[START]

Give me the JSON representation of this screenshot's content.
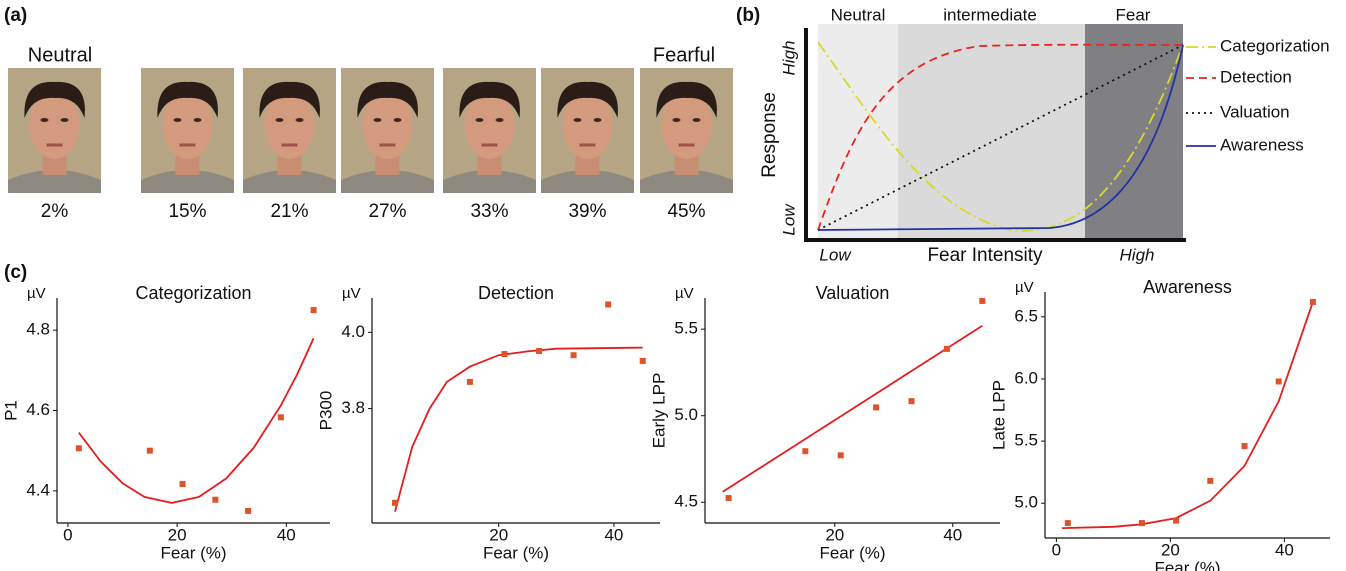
{
  "panel_a": {
    "label": "(a)",
    "neutral_label": "Neutral",
    "fearful_label": "Fearful",
    "faces": [
      "2%",
      "15%",
      "21%",
      "27%",
      "33%",
      "39%",
      "45%"
    ]
  },
  "panel_b": {
    "label": "(b)",
    "regions": [
      "Neutral",
      "intermediate",
      "Fear"
    ],
    "y_axis_label": "Response",
    "y_high": "High",
    "y_low": "Low",
    "x_axis_label": "Fear Intensity",
    "x_low": "Low",
    "x_high": "High",
    "legend": [
      {
        "name": "Categorization",
        "color": "#d8d82a"
      },
      {
        "name": "Detection",
        "color": "#e8261f"
      },
      {
        "name": "Valuation",
        "color": "#111111"
      },
      {
        "name": "Awareness",
        "color": "#2233a0"
      }
    ]
  },
  "panel_c_label": "(c)",
  "chart_data": [
    {
      "type": "scatter",
      "title": "Categorization",
      "y_label": "P1",
      "y_unit": "µV",
      "x_label": "Fear (%)",
      "x": [
        2,
        15,
        21,
        27,
        33,
        39,
        45
      ],
      "values": [
        4.506,
        4.5,
        4.417,
        4.378,
        4.35,
        4.583,
        4.85
      ],
      "color": "#e0522a",
      "fit": {
        "x": [
          2,
          6,
          10,
          14,
          19,
          24,
          29,
          34,
          39,
          42,
          45
        ],
        "values": [
          4.545,
          4.473,
          4.419,
          4.385,
          4.37,
          4.385,
          4.431,
          4.507,
          4.613,
          4.69,
          4.78
        ],
        "color": "#e41e1e"
      },
      "xlim": [
        -2,
        48
      ],
      "ylim": [
        4.32,
        4.88
      ],
      "xticks": [
        0,
        20,
        40
      ],
      "yticks": [
        4.4,
        4.6,
        4.8
      ]
    },
    {
      "type": "scatter",
      "title": "Detection",
      "y_label": "P300",
      "y_unit": "µV",
      "x_label": "Fear (%)",
      "x": [
        2,
        15,
        21,
        27,
        33,
        39,
        45
      ],
      "values": [
        3.553,
        3.87,
        3.943,
        3.951,
        3.94,
        4.073,
        3.925
      ],
      "color": "#e0522a",
      "fit": {
        "x": [
          2,
          5,
          8,
          11,
          15,
          20,
          25,
          30,
          45
        ],
        "values": [
          3.53,
          3.7,
          3.8,
          3.87,
          3.91,
          3.94,
          3.95,
          3.957,
          3.96
        ],
        "color": "#e41e1e"
      },
      "xlim": [
        -2,
        48
      ],
      "ylim": [
        3.5,
        4.09
      ],
      "xticks": [
        20,
        40
      ],
      "yticks": [
        3.8,
        {
          "value": 4,
          "label": "4.0"
        }
      ]
    },
    {
      "type": "scatter",
      "title": "Valuation",
      "y_label": "Early LPP",
      "y_unit": "µV",
      "x_label": "Fear (%)",
      "x": [
        2,
        15,
        21,
        27,
        33,
        39,
        45
      ],
      "values": [
        4.524,
        4.795,
        4.771,
        5.048,
        5.084,
        5.386,
        5.663
      ],
      "color": "#e0522a",
      "fit": {
        "x": [
          1,
          45
        ],
        "values": [
          4.56,
          5.52
        ],
        "color": "#e41e1e"
      },
      "xlim": [
        -2,
        48
      ],
      "ylim": [
        4.38,
        5.68
      ],
      "xticks": [
        20,
        40
      ],
      "yticks": [
        4.5,
        {
          "value": 5,
          "label": "5.0"
        },
        5.5
      ]
    },
    {
      "type": "scatter",
      "title": "Awareness",
      "y_label": "Late LPP",
      "y_unit": "µV",
      "x_label": "Fear (%)",
      "x": [
        2,
        15,
        21,
        27,
        33,
        39,
        45
      ],
      "values": [
        4.84,
        4.84,
        4.86,
        5.18,
        5.46,
        5.98,
        6.62
      ],
      "color": "#e0522a",
      "fit": {
        "x": [
          1,
          10,
          15,
          21,
          27,
          33,
          39,
          45
        ],
        "values": [
          4.8,
          4.81,
          4.83,
          4.88,
          5.02,
          5.3,
          5.82,
          6.62
        ],
        "color": "#e41e1e"
      },
      "xlim": [
        -2,
        48
      ],
      "ylim": [
        4.72,
        6.7
      ],
      "xticks": [
        0,
        20,
        40
      ],
      "yticks": [
        {
          "value": 5,
          "label": "5.0"
        },
        5.5,
        {
          "value": 6,
          "label": "6.0"
        },
        6.5
      ]
    }
  ]
}
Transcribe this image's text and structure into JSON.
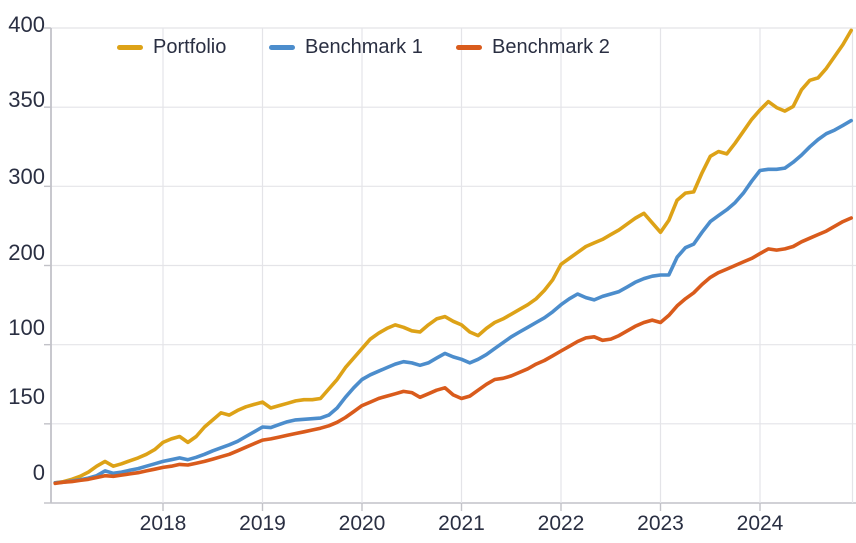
{
  "page": {
    "background": "#FFFFFF"
  },
  "chart_data": {
    "type": "line",
    "title": "",
    "legend": {
      "position": "top-inside",
      "entries": [
        "Portfolio",
        "Benchmark 1",
        "Benchmark 2"
      ]
    },
    "grid": true,
    "x_start": 2016.9167,
    "x_step": 0.0833333,
    "xlim": [
      2016.87,
      2024.96
    ],
    "ylim": [
      0,
      400
    ],
    "xticks": [
      "2018",
      "2019",
      "2020",
      "2021",
      "2022",
      "2023",
      "2024"
    ],
    "ytick_labels_top_to_bottom": [
      "400",
      "350",
      "300",
      "200",
      "100",
      "150",
      "0"
    ],
    "xlabel": "",
    "ylabel": "",
    "text_color": "#2A2F42",
    "gridline_color": "#E4E4E8",
    "axis_color": "#C2C2C8",
    "series": [
      {
        "name": "Portfolio",
        "color": "#DDA217",
        "values": [
          17,
          18,
          20,
          22.5,
          26,
          31,
          35,
          31,
          33,
          35.5,
          38,
          41,
          45,
          51,
          54,
          56,
          51,
          56,
          64,
          70,
          76,
          74,
          78,
          81,
          83,
          85,
          80,
          82,
          84,
          86,
          87,
          87,
          88,
          96,
          104,
          114,
          122,
          130,
          138,
          143,
          147,
          150,
          148,
          145,
          144,
          150,
          155,
          157,
          153,
          150,
          144,
          141,
          147,
          152,
          155,
          159,
          163,
          167,
          172,
          179,
          188,
          201,
          206,
          211,
          216,
          219,
          222,
          226,
          230,
          235,
          240,
          244,
          236,
          228,
          238,
          255,
          261,
          262,
          278,
          292,
          296,
          294,
          303,
          313,
          323,
          331,
          338,
          333,
          330,
          334,
          348,
          356,
          358,
          366,
          376,
          386,
          398
        ]
      },
      {
        "name": "Benchmark 1",
        "color": "#4C8DCC",
        "values": [
          17,
          17.5,
          18.5,
          19.5,
          21,
          23,
          27,
          25,
          26,
          27.5,
          29,
          31,
          33,
          35,
          36.5,
          38,
          36.5,
          38.5,
          41,
          44,
          46.5,
          49,
          52,
          56,
          60,
          64,
          63.5,
          66,
          68.5,
          70,
          70.5,
          71,
          71.5,
          74,
          80,
          89,
          97,
          104,
          108,
          111,
          114,
          117,
          119,
          118,
          116,
          118,
          122,
          126,
          123,
          121,
          118,
          121,
          125,
          130,
          135,
          140,
          144,
          148,
          152,
          156,
          161,
          167,
          172,
          176,
          173,
          171,
          174,
          176,
          178,
          182,
          186,
          189,
          191,
          192,
          192,
          207,
          215,
          218,
          228,
          237,
          242,
          247,
          253,
          261,
          271,
          280,
          281,
          281,
          282,
          287,
          293,
          300,
          306,
          311,
          314,
          318,
          322
        ]
      },
      {
        "name": "Benchmark 2",
        "color": "#D95B1C",
        "values": [
          16.5,
          17.5,
          18,
          19,
          20,
          21.5,
          23,
          22.5,
          23.5,
          24.5,
          25.5,
          27,
          28.5,
          30,
          31,
          32.5,
          32,
          33.5,
          35,
          37,
          39,
          41,
          44,
          47,
          50,
          53,
          54,
          55.5,
          57,
          58.5,
          60,
          61.5,
          63,
          65,
          68,
          72,
          77,
          82,
          85,
          88,
          90,
          92,
          94,
          93,
          89,
          92,
          95,
          97,
          91,
          88,
          90,
          95,
          100,
          104,
          105,
          107,
          110,
          113,
          117,
          120,
          124,
          128,
          132,
          136,
          139,
          140,
          137,
          138,
          141,
          145,
          149,
          152,
          154,
          152,
          158,
          166,
          172,
          177,
          184,
          190,
          194,
          197,
          200,
          203,
          206,
          210,
          214,
          213,
          214,
          216,
          220,
          223,
          226,
          229,
          233,
          237,
          240
        ]
      }
    ]
  }
}
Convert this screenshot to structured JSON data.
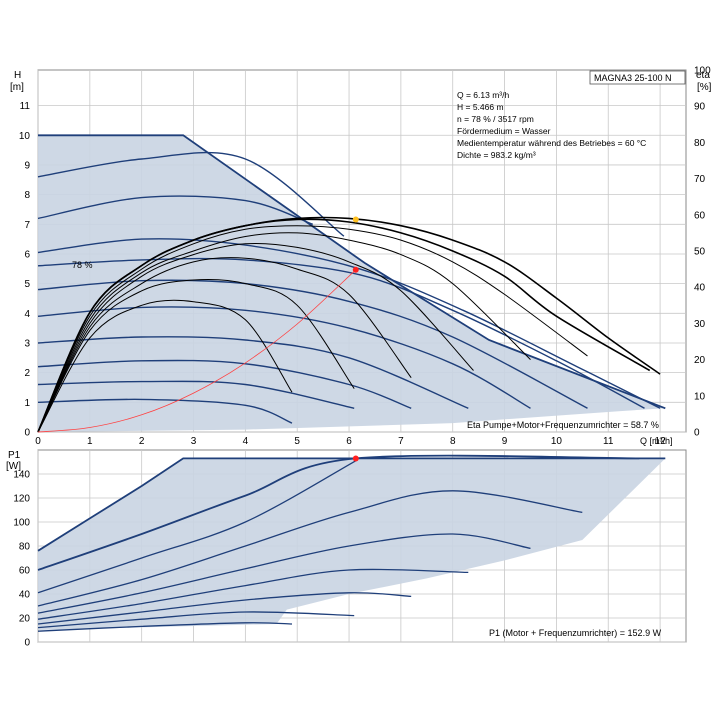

[END]

*PROBLEM TO WORK ON:*
From the data above, pick out each line containing "name" and copy it.

*RESULT:*
        "name": "Categorization",
        "name": "Detection",
        "name": "Valuation",
        "name": "Awareness",
        "name": "Portfolio",
        "name": "Benchmark 1",
        "name": "Benchmark 2",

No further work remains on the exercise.